— Start —
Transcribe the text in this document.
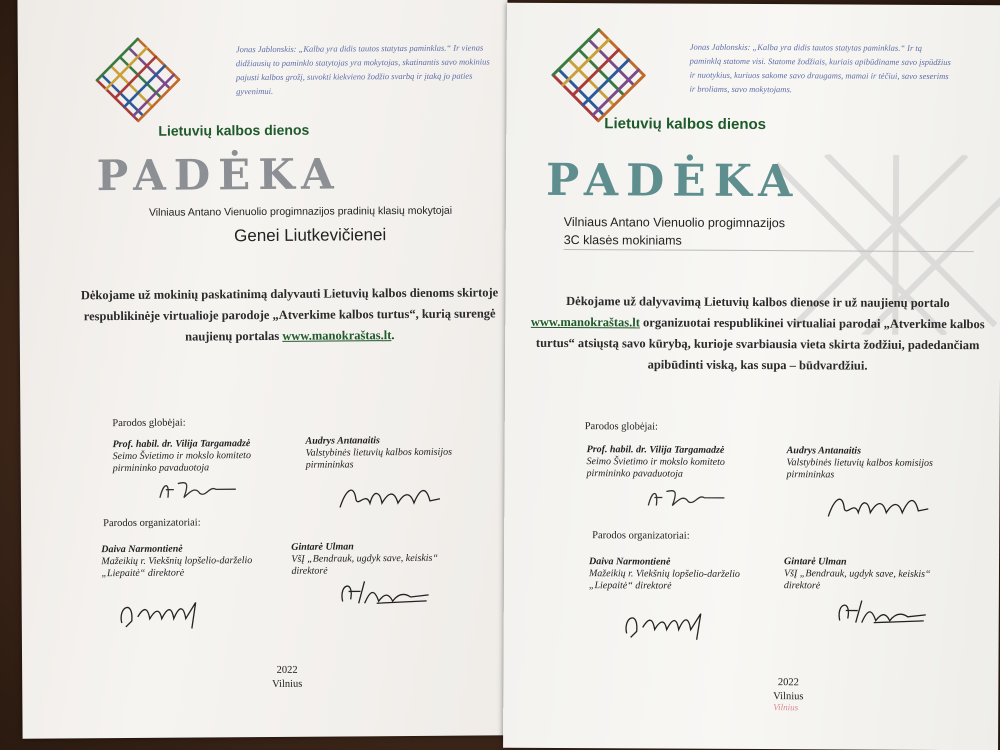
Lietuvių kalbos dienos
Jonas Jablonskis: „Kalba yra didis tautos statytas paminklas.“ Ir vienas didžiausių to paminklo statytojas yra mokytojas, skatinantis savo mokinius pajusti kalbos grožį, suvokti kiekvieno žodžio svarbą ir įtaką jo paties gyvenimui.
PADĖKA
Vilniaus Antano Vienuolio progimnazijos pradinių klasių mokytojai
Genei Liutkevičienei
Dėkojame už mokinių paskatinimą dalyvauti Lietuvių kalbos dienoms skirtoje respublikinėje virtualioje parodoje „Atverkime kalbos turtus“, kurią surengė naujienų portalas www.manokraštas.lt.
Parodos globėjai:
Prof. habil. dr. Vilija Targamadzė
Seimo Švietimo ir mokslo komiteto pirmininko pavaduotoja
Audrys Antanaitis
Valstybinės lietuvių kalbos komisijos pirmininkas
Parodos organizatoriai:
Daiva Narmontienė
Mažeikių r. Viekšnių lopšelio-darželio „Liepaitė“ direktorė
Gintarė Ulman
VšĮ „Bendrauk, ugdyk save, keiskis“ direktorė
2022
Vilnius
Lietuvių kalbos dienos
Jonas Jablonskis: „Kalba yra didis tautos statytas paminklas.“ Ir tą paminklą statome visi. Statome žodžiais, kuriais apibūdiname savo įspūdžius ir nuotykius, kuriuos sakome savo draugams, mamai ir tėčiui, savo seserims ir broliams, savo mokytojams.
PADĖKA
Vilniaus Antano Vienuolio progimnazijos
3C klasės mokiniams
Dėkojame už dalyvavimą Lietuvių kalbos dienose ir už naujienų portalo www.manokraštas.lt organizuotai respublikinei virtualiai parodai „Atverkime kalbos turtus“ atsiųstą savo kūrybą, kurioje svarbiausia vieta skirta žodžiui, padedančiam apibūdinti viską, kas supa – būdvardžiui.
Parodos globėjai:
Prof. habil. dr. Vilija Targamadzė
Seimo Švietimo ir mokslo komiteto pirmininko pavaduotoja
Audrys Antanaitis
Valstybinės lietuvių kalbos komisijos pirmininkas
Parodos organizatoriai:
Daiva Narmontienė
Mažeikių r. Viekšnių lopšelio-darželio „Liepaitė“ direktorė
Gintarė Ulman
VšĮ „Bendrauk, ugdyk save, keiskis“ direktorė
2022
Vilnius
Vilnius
— End —
• [What the task requires] Go through the listing above and write it out again exactly, dropping the pictures.

• [Exercise output]
Transcribe the text in this document.
Lietuvių kalbos dienos
Jonas Jablonskis: „Kalba yra didis tautos statytas paminklas.“ Ir vienas didžiausių to paminklo statytojas yra mokytojas, skatinantis savo mokinius pajusti kalbos grožį, suvokti kiekvieno žodžio svarbą ir įtaką jo paties gyvenimui.
PADĖKA
Vilniaus Antano Vienuolio progimnazijos pradinių klasių mokytojai
Genei Liutkevičienei
Dėkojame už mokinių paskatinimą dalyvauti Lietuvių kalbos dienoms skirtoje respublikinėje virtualioje parodoje „Atverkime kalbos turtus“, kurią surengė naujienų portalas www.manokraštas.lt.
Parodos globėjai:
Prof. habil. dr. Vilija Targamadzė
Seimo Švietimo ir mokslo komiteto pirmininko pavaduotoja
Audrys Antanaitis
Valstybinės lietuvių kalbos komisijos pirmininkas
Parodos organizatoriai:
Daiva Narmontienė
Mažeikių r. Viekšnių lopšelio-darželio „Liepaitė“ direktorė
Gintarė Ulman
VšĮ „Bendrauk, ugdyk save, keiskis“ direktorė
2022
Vilnius
Lietuvių kalbos dienos
Jonas Jablonskis: „Kalba yra didis tautos statytas paminklas.“ Ir tą paminklą statome visi. Statome žodžiais, kuriais apibūdiname savo įspūdžius ir nuotykius, kuriuos sakome savo draugams, mamai ir tėčiui, savo seserims ir broliams, savo mokytojams.
PADĖKA
Vilniaus Antano Vienuolio progimnazijos
3C klasės mokiniams
Dėkojame už dalyvavimą Lietuvių kalbos dienose ir už naujienų portalo www.manokraštas.lt organizuotai respublikinei virtualiai parodai „Atverkime kalbos turtus“ atsiųstą savo kūrybą, kurioje svarbiausia vieta skirta žodžiui, padedančiam apibūdinti viską, kas supa – būdvardžiui.
Parodos globėjai:
Prof. habil. dr. Vilija Targamadzė
Seimo Švietimo ir mokslo komiteto pirmininko pavaduotoja
Audrys Antanaitis
Valstybinės lietuvių kalbos komisijos pirmininkas
Parodos organizatoriai:
Daiva Narmontienė
Mažeikių r. Viekšnių lopšelio-darželio „Liepaitė“ direktorė
Gintarė Ulman
VšĮ „Bendrauk, ugdyk save, keiskis“ direktorė
2022
Vilnius
Vilnius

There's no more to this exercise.